++++ GIVEN ENTRIES ++++

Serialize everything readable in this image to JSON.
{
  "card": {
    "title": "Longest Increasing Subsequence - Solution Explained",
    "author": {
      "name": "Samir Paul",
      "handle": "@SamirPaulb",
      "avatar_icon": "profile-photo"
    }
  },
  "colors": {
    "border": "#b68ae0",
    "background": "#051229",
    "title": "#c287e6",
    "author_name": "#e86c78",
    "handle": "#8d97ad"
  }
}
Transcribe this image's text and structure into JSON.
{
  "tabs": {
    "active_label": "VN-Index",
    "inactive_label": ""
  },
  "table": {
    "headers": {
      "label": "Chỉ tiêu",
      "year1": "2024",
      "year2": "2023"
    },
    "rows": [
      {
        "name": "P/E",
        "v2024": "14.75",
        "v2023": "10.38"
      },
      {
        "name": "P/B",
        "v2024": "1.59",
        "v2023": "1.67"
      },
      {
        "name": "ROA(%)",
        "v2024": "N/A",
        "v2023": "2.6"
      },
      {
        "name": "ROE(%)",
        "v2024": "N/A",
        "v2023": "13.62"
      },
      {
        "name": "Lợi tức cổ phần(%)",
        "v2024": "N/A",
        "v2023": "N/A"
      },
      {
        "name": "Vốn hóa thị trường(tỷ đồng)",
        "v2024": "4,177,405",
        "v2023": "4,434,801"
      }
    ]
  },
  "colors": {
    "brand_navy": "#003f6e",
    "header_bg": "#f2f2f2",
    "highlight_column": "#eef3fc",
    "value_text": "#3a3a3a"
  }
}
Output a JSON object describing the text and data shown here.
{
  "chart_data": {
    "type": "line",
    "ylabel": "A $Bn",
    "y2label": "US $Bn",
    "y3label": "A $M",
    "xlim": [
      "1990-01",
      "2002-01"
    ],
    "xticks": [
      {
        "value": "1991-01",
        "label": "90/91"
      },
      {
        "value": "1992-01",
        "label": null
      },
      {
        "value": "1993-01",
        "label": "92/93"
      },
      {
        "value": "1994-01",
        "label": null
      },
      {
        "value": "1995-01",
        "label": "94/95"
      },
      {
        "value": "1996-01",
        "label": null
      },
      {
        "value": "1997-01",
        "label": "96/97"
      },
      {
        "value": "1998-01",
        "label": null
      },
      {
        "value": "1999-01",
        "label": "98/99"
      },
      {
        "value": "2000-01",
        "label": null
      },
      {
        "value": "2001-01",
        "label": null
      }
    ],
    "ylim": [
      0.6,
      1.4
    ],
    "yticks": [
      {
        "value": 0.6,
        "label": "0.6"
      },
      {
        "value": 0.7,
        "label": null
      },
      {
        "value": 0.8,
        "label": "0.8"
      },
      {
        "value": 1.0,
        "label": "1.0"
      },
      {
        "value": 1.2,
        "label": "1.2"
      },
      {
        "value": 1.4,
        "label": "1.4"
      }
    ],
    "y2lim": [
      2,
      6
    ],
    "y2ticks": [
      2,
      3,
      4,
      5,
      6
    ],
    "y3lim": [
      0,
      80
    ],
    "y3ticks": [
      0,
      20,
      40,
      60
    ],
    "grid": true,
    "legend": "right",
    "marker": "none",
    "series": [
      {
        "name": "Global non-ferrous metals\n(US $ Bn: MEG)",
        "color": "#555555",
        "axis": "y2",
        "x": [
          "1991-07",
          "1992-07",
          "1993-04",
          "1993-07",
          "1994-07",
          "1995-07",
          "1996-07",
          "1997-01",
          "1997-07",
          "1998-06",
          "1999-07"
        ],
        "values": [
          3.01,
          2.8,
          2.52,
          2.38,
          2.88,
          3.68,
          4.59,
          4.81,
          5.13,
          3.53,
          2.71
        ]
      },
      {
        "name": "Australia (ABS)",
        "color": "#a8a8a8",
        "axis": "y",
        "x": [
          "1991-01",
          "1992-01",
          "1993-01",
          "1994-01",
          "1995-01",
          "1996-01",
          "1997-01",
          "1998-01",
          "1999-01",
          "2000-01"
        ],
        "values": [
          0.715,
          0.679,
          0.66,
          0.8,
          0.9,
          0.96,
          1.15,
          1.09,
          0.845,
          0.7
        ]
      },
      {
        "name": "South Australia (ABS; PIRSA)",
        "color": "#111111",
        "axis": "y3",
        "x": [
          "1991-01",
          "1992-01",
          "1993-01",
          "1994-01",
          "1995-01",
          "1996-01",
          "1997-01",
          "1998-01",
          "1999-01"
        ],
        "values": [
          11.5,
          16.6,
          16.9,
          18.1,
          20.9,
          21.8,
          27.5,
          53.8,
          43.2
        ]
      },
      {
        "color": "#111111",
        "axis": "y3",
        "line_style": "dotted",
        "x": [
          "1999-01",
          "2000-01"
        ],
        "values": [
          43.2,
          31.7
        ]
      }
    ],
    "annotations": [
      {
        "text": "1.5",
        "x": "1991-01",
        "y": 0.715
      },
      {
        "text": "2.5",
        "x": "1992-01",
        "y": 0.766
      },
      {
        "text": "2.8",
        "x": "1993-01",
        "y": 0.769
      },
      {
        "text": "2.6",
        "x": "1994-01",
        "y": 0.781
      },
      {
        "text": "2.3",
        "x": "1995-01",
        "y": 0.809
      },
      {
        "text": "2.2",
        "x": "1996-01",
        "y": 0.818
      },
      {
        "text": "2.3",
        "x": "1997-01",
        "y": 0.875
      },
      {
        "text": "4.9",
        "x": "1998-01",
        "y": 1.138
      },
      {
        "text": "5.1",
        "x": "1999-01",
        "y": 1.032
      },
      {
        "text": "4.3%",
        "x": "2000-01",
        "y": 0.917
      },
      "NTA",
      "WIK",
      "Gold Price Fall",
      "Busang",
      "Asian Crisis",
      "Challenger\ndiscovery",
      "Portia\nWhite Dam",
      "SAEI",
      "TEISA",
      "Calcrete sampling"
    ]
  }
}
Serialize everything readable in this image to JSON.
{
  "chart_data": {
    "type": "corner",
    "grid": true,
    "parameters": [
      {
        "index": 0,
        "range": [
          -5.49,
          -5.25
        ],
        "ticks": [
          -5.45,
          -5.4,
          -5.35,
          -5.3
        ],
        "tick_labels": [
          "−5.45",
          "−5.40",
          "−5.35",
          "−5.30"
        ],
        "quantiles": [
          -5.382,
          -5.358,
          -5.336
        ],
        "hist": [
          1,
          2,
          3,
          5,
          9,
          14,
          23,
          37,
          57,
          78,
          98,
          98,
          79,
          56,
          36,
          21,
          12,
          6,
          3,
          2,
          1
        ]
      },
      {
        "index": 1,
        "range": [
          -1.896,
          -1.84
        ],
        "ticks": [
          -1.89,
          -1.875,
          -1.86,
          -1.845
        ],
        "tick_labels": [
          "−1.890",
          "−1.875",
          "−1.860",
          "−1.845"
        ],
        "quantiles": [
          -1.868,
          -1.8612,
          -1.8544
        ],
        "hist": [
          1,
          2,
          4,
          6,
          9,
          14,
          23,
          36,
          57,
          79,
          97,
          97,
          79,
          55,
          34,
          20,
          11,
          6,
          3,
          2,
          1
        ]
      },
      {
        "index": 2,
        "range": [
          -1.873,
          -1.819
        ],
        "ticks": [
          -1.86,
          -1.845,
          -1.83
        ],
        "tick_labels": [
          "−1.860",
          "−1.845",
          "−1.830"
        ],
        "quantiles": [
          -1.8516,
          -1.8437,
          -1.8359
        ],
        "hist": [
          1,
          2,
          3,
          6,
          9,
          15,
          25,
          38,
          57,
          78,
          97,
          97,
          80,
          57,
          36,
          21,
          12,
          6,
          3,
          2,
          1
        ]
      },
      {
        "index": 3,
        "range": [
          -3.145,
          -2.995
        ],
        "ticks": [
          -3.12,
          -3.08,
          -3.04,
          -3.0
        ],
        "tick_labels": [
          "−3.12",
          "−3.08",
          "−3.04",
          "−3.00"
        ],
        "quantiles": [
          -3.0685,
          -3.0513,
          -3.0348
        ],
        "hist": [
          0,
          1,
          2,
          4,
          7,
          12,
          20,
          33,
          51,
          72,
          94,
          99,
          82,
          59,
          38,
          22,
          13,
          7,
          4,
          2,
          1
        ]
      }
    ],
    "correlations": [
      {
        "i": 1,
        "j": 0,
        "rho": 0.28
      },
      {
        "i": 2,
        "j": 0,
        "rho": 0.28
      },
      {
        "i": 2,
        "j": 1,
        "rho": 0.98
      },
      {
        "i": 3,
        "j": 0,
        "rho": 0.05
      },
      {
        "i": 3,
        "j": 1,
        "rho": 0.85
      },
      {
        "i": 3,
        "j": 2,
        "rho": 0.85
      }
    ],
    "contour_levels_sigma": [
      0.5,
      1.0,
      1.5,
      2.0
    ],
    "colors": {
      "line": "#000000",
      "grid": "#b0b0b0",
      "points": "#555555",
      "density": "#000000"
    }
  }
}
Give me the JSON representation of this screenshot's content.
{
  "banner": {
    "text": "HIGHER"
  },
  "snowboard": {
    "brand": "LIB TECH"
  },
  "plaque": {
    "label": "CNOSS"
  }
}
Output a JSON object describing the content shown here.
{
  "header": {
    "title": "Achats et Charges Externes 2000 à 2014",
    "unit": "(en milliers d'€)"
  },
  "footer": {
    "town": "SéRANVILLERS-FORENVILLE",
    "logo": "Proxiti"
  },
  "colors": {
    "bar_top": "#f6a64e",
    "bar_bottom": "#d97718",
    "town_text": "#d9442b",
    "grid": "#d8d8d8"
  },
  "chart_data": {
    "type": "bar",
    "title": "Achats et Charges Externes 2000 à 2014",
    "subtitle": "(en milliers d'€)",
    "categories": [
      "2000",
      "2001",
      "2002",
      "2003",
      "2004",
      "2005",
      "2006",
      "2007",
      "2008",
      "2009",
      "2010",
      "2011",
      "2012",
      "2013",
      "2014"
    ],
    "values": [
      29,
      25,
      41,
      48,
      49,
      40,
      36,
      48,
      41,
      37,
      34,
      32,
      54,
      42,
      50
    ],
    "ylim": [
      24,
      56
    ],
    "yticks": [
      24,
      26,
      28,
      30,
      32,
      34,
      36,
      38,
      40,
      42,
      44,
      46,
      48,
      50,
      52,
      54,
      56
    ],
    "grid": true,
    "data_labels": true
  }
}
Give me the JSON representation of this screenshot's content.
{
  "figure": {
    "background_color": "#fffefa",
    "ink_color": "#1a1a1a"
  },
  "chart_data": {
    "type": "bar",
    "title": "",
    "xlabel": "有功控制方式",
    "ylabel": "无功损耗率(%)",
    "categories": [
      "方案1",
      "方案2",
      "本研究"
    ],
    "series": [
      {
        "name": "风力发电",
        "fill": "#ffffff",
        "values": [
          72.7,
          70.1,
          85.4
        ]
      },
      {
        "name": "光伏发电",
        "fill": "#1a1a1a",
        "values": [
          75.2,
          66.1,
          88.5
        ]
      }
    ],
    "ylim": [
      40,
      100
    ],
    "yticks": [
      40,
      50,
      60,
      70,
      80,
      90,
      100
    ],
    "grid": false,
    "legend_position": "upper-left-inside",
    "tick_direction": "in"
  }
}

++++

AIM:
Search the material above for "describing". Pull out each line where it shows up.

OUTPUT:
Output a JSON object describing the text and data shown here.
Output a JSON object describing the content shown here.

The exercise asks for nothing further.